## Job
Write out the full set of records below exactly.

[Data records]
* start *

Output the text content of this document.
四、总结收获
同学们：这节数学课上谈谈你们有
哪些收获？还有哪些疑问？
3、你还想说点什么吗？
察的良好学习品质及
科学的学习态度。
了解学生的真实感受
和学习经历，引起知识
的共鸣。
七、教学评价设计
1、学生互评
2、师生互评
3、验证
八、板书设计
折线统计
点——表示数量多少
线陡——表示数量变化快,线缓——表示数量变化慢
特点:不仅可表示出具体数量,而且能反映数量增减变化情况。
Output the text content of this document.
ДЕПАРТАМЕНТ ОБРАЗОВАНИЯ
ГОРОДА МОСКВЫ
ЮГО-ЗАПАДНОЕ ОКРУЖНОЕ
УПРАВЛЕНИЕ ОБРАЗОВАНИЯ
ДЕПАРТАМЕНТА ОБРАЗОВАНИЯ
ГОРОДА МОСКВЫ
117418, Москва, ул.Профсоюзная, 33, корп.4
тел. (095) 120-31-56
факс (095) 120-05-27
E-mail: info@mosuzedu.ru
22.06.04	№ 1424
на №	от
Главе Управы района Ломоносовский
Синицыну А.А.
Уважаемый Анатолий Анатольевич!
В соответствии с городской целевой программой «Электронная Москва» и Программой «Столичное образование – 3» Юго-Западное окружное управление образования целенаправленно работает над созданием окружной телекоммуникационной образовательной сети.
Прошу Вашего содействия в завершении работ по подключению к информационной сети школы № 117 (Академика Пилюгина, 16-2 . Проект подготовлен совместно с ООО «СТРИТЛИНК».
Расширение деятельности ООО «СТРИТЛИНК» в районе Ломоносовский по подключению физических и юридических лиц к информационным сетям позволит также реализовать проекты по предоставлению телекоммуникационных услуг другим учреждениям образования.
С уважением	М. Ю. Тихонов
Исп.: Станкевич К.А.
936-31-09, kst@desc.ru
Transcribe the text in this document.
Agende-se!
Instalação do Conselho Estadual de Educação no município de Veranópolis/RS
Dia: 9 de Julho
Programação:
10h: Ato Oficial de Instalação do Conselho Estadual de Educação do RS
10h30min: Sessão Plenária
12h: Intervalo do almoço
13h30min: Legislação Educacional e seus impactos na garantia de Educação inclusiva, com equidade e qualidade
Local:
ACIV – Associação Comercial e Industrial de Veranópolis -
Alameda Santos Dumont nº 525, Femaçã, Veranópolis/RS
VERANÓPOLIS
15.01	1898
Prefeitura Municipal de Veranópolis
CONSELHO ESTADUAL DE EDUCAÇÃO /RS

* end *

## The completed task
Output the text content of this document.
四、总结收获
同学们：这节数学课上谈谈你们有
哪些收获？还有哪些疑问？
3、你还想说点什么吗？
察的良好学习品质及
科学的学习态度。
了解学生的真实感受
和学习经历，引起知识
的共鸣。
七、教学评价设计
1、学生互评
2、师生互评
3、验证
八、板书设计
折线统计
点——表示数量多少
线陡——表示数量变化快,线缓——表示数量变化慢
特点:不仅可表示出具体数量,而且能反映数量增减变化情况。
Output the text content of this document.
ДЕПАРТАМЕНТ ОБРАЗОВАНИЯ
ГОРОДА МОСКВЫ
ЮГО-ЗАПАДНОЕ ОКРУЖНОЕ
УПРАВЛЕНИЕ ОБРАЗОВАНИЯ
ДЕПАРТАМЕНТА ОБРАЗОВАНИЯ
ГОРОДА МОСКВЫ
117418, Москва, ул.Профсоюзная, 33, корп.4
тел. (095) 120-31-56
факс (095) 120-05-27
E-mail: info@mosuzedu.ru
22.06.04	№ 1424
на №	от
Главе Управы района Ломоносовский
Синицыну А.А.
Уважаемый Анатолий Анатольевич!
В соответствии с городской целевой программой «Электронная Москва» и Программой «Столичное образование – 3» Юго-Западное окружное управление образования целенаправленно работает над созданием окружной телекоммуникационной образовательной сети.
Прошу Вашего содействия в завершении работ по подключению к информационной сети школы № 117 (Академика Пилюгина, 16-2 . Проект подготовлен совместно с ООО «СТРИТЛИНК».
Расширение деятельности ООО «СТРИТЛИНК» в районе Ломоносовский по подключению физических и юридических лиц к информационным сетям позволит также реализовать проекты по предоставлению телекоммуникационных услуг другим учреждениям образования.
С уважением	М. Ю. Тихонов
Исп.: Станкевич К.А.
936-31-09, kst@desc.ru
Transcribe the text in this document.
Agende-se!
Instalação do Conselho Estadual de Educação no município de Veranópolis/RS
Dia: 9 de Julho
Programação:
10h: Ato Oficial de Instalação do Conselho Estadual de Educação do RS
10h30min: Sessão Plenária
12h: Intervalo do almoço
13h30min: Legislação Educacional e seus impactos na garantia de Educação inclusiva, com equidade e qualidade
Local:
ACIV – Associação Comercial e Industrial de Veranópolis -
Alameda Santos Dumont nº 525, Femaçã, Veranópolis/RS
VERANÓPOLIS
15.01	1898
Prefeitura Municipal de Veranópolis
CONSELHO ESTADUAL DE EDUCAÇÃO /RS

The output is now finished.